# WHAT THE TASK REQUIRES
Render the lines from the start of the records through the line containing "237, 46, 248]" as a Markdown table with the columns Row and Line, leaving out any blank lines.

##############################

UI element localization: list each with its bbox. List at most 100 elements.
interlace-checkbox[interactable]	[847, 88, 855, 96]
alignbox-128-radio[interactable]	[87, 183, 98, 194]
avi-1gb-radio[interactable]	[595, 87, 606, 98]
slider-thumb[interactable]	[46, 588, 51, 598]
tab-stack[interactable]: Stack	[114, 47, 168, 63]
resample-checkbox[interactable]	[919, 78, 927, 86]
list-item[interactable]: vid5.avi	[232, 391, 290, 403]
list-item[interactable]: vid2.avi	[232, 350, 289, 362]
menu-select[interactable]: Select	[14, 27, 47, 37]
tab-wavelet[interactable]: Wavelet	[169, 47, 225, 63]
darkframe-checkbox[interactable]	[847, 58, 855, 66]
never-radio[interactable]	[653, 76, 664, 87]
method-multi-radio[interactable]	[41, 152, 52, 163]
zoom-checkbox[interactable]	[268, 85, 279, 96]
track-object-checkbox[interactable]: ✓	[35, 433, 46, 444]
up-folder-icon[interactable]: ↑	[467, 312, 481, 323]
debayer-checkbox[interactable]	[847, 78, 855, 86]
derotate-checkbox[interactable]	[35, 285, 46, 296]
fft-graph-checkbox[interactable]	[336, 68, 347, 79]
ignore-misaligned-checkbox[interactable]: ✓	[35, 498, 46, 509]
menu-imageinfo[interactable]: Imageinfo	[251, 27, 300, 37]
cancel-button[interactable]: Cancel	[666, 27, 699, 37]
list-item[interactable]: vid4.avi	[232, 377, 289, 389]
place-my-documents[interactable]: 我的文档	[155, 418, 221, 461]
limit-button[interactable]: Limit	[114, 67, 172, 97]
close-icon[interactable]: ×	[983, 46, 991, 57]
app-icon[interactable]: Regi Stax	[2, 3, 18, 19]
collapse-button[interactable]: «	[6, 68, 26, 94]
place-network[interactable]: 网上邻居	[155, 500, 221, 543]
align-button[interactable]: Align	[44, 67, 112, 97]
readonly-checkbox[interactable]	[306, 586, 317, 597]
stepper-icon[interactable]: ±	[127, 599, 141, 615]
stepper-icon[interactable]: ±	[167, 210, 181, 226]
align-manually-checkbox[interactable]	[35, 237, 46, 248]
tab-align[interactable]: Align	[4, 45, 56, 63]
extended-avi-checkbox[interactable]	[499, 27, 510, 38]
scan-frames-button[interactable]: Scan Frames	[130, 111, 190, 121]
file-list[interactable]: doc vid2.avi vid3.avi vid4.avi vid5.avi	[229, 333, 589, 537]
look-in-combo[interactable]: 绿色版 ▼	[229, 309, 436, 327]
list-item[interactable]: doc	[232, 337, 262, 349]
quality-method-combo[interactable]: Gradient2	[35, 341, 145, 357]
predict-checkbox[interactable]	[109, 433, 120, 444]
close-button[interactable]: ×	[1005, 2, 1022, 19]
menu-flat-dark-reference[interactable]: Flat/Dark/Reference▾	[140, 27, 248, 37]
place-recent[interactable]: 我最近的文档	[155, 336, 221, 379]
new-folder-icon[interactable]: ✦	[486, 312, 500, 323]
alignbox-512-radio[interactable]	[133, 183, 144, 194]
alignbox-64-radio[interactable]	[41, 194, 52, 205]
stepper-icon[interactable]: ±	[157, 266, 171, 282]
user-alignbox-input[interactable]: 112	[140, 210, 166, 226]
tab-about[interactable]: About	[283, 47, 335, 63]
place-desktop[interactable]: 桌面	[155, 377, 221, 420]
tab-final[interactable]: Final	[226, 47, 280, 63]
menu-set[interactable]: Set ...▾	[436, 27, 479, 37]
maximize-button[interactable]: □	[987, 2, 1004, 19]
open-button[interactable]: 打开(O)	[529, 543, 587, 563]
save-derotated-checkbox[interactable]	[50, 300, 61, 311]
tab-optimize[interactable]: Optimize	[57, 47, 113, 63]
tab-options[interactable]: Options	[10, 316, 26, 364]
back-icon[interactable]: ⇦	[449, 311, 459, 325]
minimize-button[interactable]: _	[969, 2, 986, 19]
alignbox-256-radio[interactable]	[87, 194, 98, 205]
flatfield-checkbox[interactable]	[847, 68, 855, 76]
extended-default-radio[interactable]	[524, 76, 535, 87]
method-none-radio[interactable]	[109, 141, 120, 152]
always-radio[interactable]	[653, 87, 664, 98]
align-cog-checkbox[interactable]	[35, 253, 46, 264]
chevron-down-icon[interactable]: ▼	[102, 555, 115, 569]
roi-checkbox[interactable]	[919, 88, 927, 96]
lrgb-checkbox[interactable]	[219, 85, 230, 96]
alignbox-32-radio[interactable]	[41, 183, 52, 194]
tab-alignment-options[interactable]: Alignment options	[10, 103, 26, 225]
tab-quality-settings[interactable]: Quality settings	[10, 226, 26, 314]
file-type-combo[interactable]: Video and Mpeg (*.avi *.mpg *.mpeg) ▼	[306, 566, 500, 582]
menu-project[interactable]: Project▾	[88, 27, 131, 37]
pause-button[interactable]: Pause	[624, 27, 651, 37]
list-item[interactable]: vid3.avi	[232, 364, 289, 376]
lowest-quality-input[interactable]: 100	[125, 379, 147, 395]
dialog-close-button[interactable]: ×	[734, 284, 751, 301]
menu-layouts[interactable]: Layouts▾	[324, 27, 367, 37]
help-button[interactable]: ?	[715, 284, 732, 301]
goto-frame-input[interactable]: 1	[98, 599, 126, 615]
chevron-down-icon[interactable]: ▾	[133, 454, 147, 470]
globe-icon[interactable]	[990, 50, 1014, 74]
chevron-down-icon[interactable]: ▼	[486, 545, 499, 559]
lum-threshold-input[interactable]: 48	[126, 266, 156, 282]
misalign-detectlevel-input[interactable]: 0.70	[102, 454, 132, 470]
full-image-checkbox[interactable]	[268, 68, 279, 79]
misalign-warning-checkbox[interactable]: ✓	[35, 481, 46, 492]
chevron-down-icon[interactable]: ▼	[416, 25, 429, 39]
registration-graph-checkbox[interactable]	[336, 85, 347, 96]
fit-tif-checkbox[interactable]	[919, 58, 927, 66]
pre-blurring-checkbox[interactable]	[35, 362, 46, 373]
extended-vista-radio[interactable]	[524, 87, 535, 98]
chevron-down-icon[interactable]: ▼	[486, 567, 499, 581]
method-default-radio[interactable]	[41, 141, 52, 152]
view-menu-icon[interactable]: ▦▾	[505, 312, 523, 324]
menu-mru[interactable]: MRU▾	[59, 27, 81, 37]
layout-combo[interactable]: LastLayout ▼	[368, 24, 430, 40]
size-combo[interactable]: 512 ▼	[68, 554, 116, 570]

##############################

# ANSWER BELOW
| Row | Line |
|---|---|
| 1 | UI element localization: list each with its bbox. List at most 100 elements. |
| 2 | interlace-checkbox[interactable]	[847, 88, 855, 96] |
| 3 | alignbox-128-radio[interactable]	[87, 183, 98, 194] |
| 4 | avi-1gb-radio[interactable]	[595, 87, 606, 98] |
| 5 | slider-thumb[interactable]	[46, 588, 51, 598] |
| 6 | tab-stack[interactable]: Stack	[114, 47, 168, 63] |
| 7 | resample-checkbox[interactable]	[919, 78, 927, 86] |
| 8 | list-item[interactable]: vid5.avi	[232, 391, 290, 403] |
| 9 | list-item[interactable]: vid2.avi	[232, 350, 289, 362] |
| 10 | menu-select[interactable]: Select	[14, 27, 47, 37] |
| 11 | tab-wavelet[interactable]: Wavelet	[169, 47, 225, 63] |
| 12 | darkframe-checkbox[interactable]	[847, 58, 855, 66] |
| 13 | never-radio[interactable]	[653, 76, 664, 87] |
| 14 | method-multi-radio[interactable]	[41, 152, 52, 163] |
| 15 | zoom-checkbox[interactable]	[268, 85, 279, 96] |
| 16 | track-object-checkbox[interactable]: ✓	[35, 433, 46, 444] |
| 17 | up-folder-icon[interactable]: ↑	[467, 312, 481, 323] |
| 18 | debayer-checkbox[interactable]	[847, 78, 855, 86] |
| 19 | derotate-checkbox[interactable]	[35, 285, 46, 296] |
| 20 | fft-graph-checkbox[interactable]	[336, 68, 347, 79] |
| 21 | ignore-misaligned-checkbox[interactable]: ✓	[35, 498, 46, 509] |
| 22 | menu-imageinfo[interactable]: Imageinfo	[251, 27, 300, 37] |
| 23 | cancel-button[interactable]: Cancel	[666, 27, 699, 37] |
| 24 | list-item[interactable]: vid4.avi	[232, 377, 289, 389] |
| 25 | place-my-documents[interactable]: 我的文档	[155, 418, 221, 461] |
| 26 | limit-button[interactable]: Limit	[114, 67, 172, 97] |
| 27 | close-icon[interactable]: ×	[983, 46, 991, 57] |
| 28 | app-icon[interactable]: Regi Stax	[2, 3, 18, 19] |
| 29 | collapse-button[interactable]: «	[6, 68, 26, 94] |
| 30 | place-network[interactable]: 网上邻居	[155, 500, 221, 543] |
| 31 | align-button[interactable]: Align	[44, 67, 112, 97] |
| 32 | readonly-checkbox[interactable]	[306, 586, 317, 597] |
| 33 | stepper-icon[interactable]: ±	[127, 599, 141, 615] |
| 34 | stepper-icon[interactable]: ±	[167, 210, 181, 226] |
| 35 | align-manually-checkbox[interactable]	[35, 237, 46, 248] |